Requirements
Return all lines with the word "shop" in them.

════════════════

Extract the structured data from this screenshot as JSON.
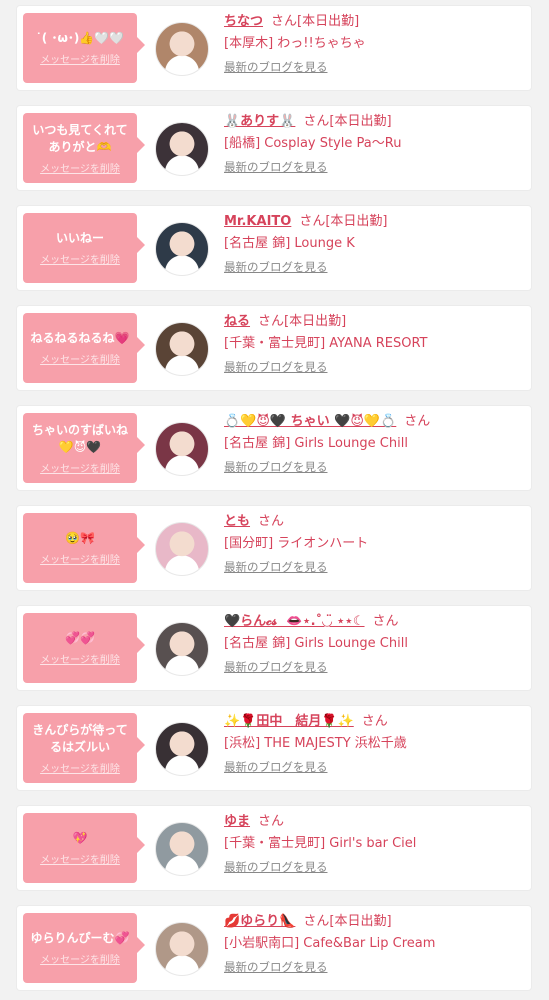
{
  "delete_label": "メッセージを削除",
  "blog_label": "最新のブログを見る",
  "san_label": "さん",
  "avatar_colors": [
    "#b0866a",
    "#3c3238",
    "#2e3a48",
    "#5a4436",
    "#7a3646",
    "#e8b8c8",
    "#585050",
    "#383034",
    "#909aa0",
    "#b09888"
  ],
  "items": [
    {
      "message": "˙( ･ω･)👍🤍🤍",
      "name": "ちなつ",
      "badge": "[本日出勤]",
      "shop": "[本厚木] わっ!!ちゃちゃ"
    },
    {
      "message": "いつも見てくれてありがと🫶",
      "name": "🐰ありす🐰",
      "badge": "[本日出勤]",
      "shop": "[船橋] Cosplay Style Pa〜Ru"
    },
    {
      "message": "いいねー",
      "name": "Mr.KAITO",
      "badge": "[本日出勤]",
      "shop": "[名古屋 錦] Lounge K"
    },
    {
      "message": "ねるねるねるね💗",
      "name": "ねる",
      "badge": "[本日出勤]",
      "shop": "[千葉・富士見町] AYANA RESORT"
    },
    {
      "message": "ちゃいのすばいね💛😈🖤",
      "name": "💍💛😈🖤 ちゃい 🖤😈💛💍",
      "badge": "",
      "shop": "[名古屋 錦] Girls Lounge Chill"
    },
    {
      "message": "🥹🎀",
      "name": "とも",
      "badge": "",
      "shop": "[国分町] ライオンハート"
    },
    {
      "message": "💞💞",
      "name": "🖤らん𝓬𝓼 ‪‪ 👄⋆.˚◡̈ ⋆⋆☾",
      "badge": "",
      "shop": "[名古屋 錦] Girls Lounge Chill"
    },
    {
      "message": "きんぴらが待ってるはズルい",
      "name": "✨🌹田中　結月🌹✨",
      "badge": "",
      "shop": "[浜松] THE MAJESTY 浜松千歳"
    },
    {
      "message": "💖",
      "name": "ゆま",
      "badge": "",
      "shop": "[千葉・富士見町] Girl's bar Ciel"
    },
    {
      "message": "ゆらりんぴーむ💞",
      "name": "💋ゆらり👠",
      "badge": "[本日出勤]",
      "shop": "[小岩駅南口] Cafe&Bar Lip Cream"
    }
  ]
}
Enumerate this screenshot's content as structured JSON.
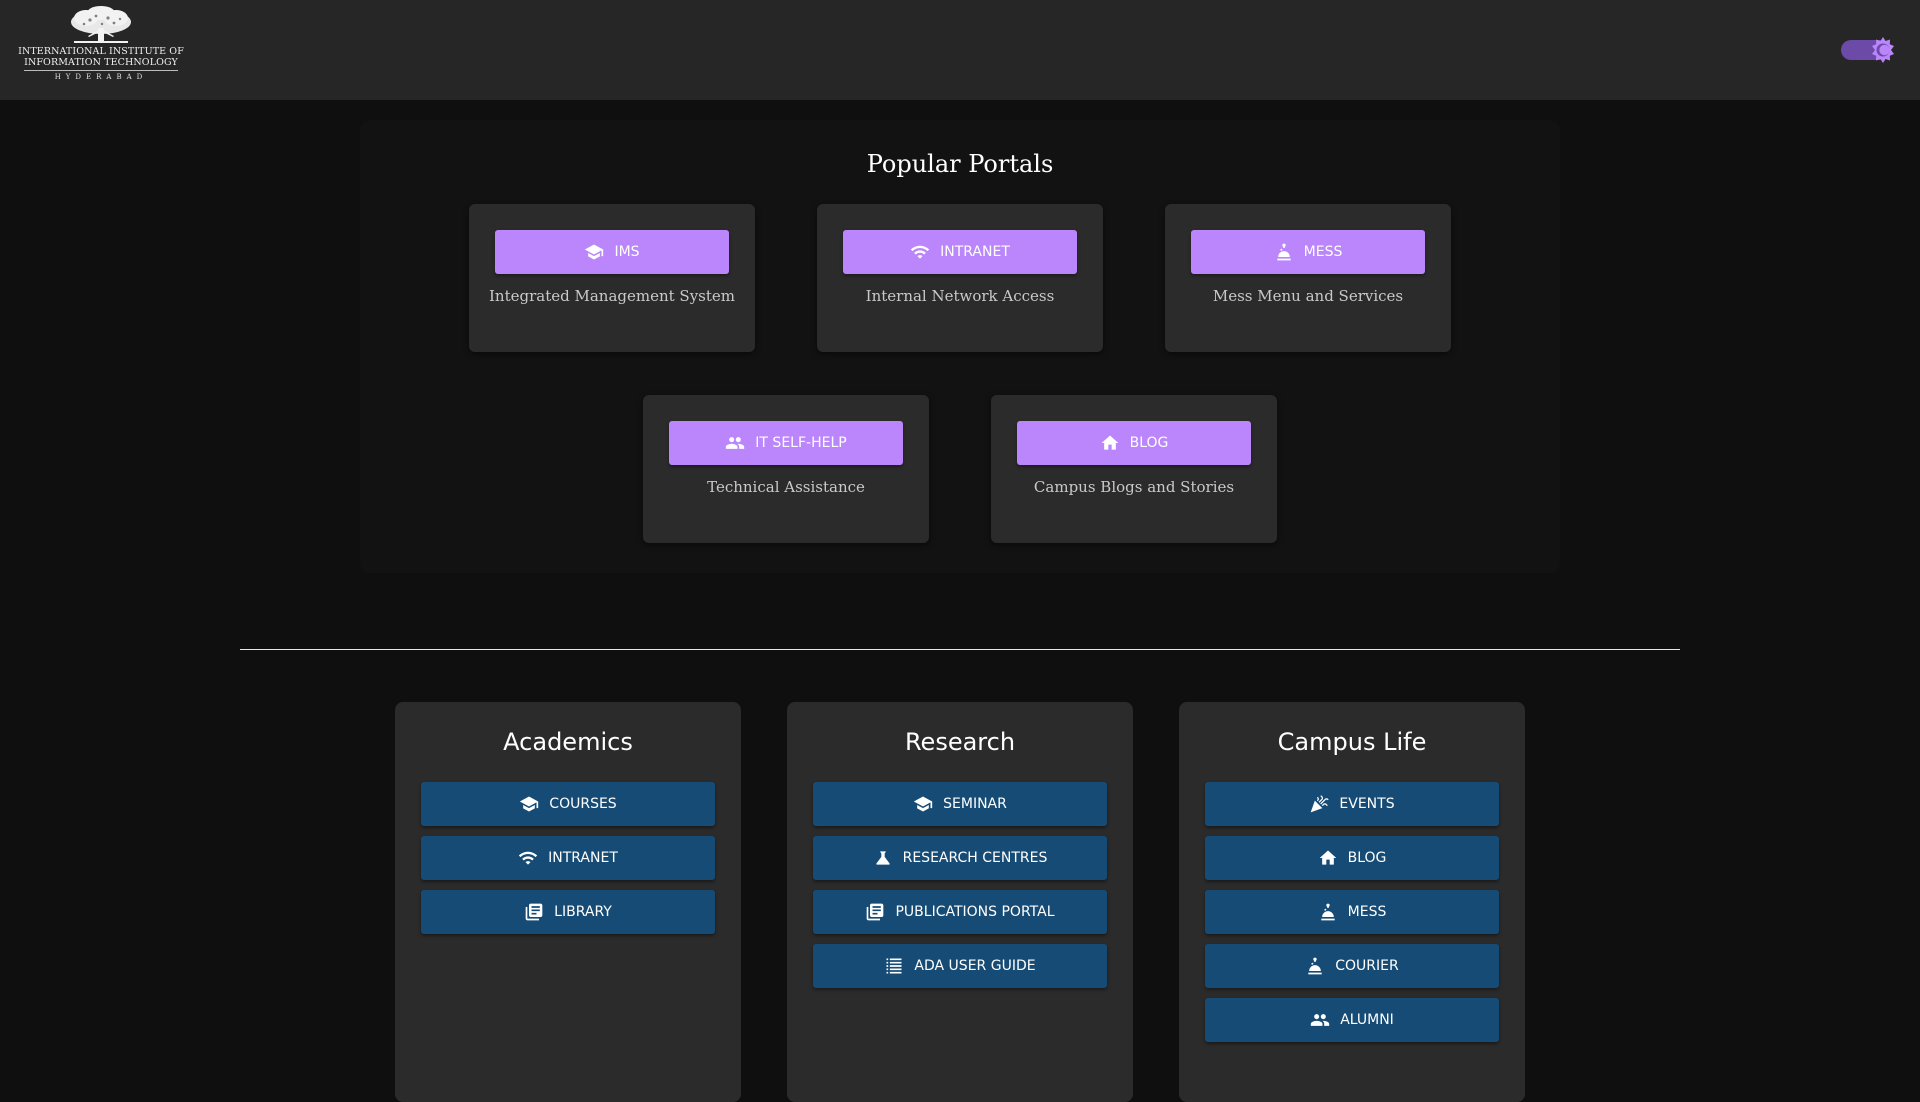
{
  "header": {
    "logo": {
      "line1": "INTERNATIONAL INSTITUTE OF",
      "line2": "INFORMATION TECHNOLOGY",
      "line3": "HYDERABAD",
      "icon": "tree-icon"
    },
    "theme_toggle": {
      "state": "on",
      "icon": "sun-icon",
      "track_color": "#6c4aa8",
      "knob_color": "#bb86fc"
    }
  },
  "popular_portals": {
    "title": "Popular Portals",
    "button_color": "#bb86fc",
    "items": [
      {
        "label": "IMS",
        "description": "Integrated Management System",
        "icon": "graduation-cap-icon"
      },
      {
        "label": "INTRANET",
        "description": "Internal Network Access",
        "icon": "wifi-icon"
      },
      {
        "label": "MESS",
        "description": "Mess Menu and Services",
        "icon": "food-service-icon"
      },
      {
        "label": "IT SELF-HELP",
        "description": "Technical Assistance",
        "icon": "people-icon"
      },
      {
        "label": "BLOG",
        "description": "Campus Blogs and Stories",
        "icon": "home-icon"
      }
    ]
  },
  "sections": {
    "button_color": "#154b74",
    "items": [
      {
        "title": "Academics",
        "links": [
          {
            "label": "COURSES",
            "icon": "graduation-cap-icon"
          },
          {
            "label": "INTRANET",
            "icon": "wifi-icon"
          },
          {
            "label": "LIBRARY",
            "icon": "library-books-icon"
          }
        ]
      },
      {
        "title": "Research",
        "links": [
          {
            "label": "SEMINAR",
            "icon": "graduation-cap-icon"
          },
          {
            "label": "RESEARCH CENTRES",
            "icon": "flask-icon"
          },
          {
            "label": "PUBLICATIONS PORTAL",
            "icon": "library-books-icon"
          },
          {
            "label": "ADA USER GUIDE",
            "icon": "list-icon"
          }
        ]
      },
      {
        "title": "Campus Life",
        "links": [
          {
            "label": "EVENTS",
            "icon": "celebration-icon"
          },
          {
            "label": "BLOG",
            "icon": "home-icon"
          },
          {
            "label": "MESS",
            "icon": "food-service-icon"
          },
          {
            "label": "COURIER",
            "icon": "food-service-icon"
          },
          {
            "label": "ALUMNI",
            "icon": "people-icon"
          }
        ]
      }
    ]
  }
}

════════════════

Solution for this problem
      "shop": "[本厚木] わっ!!ちゃちゃ"
      "shop": "[船橋] Cosplay Style Pa〜Ru"
      "shop": "[名古屋 錦] Lounge K"
      "shop": "[千葉・富士見町] AYANA RESORT"
      "shop": "[名古屋 錦] Girls Lounge Chill"
      "shop": "[国分町] ライオンハート"
      "shop": "[名古屋 錦] Girls Lounge Chill"
      "shop": "[浜松] THE MAJESTY 浜松千歳"
      "shop": "[千葉・富士見町] Girl's bar Ciel"
      "shop": "[小岩駅南口] Cafe&Bar Lip Cream"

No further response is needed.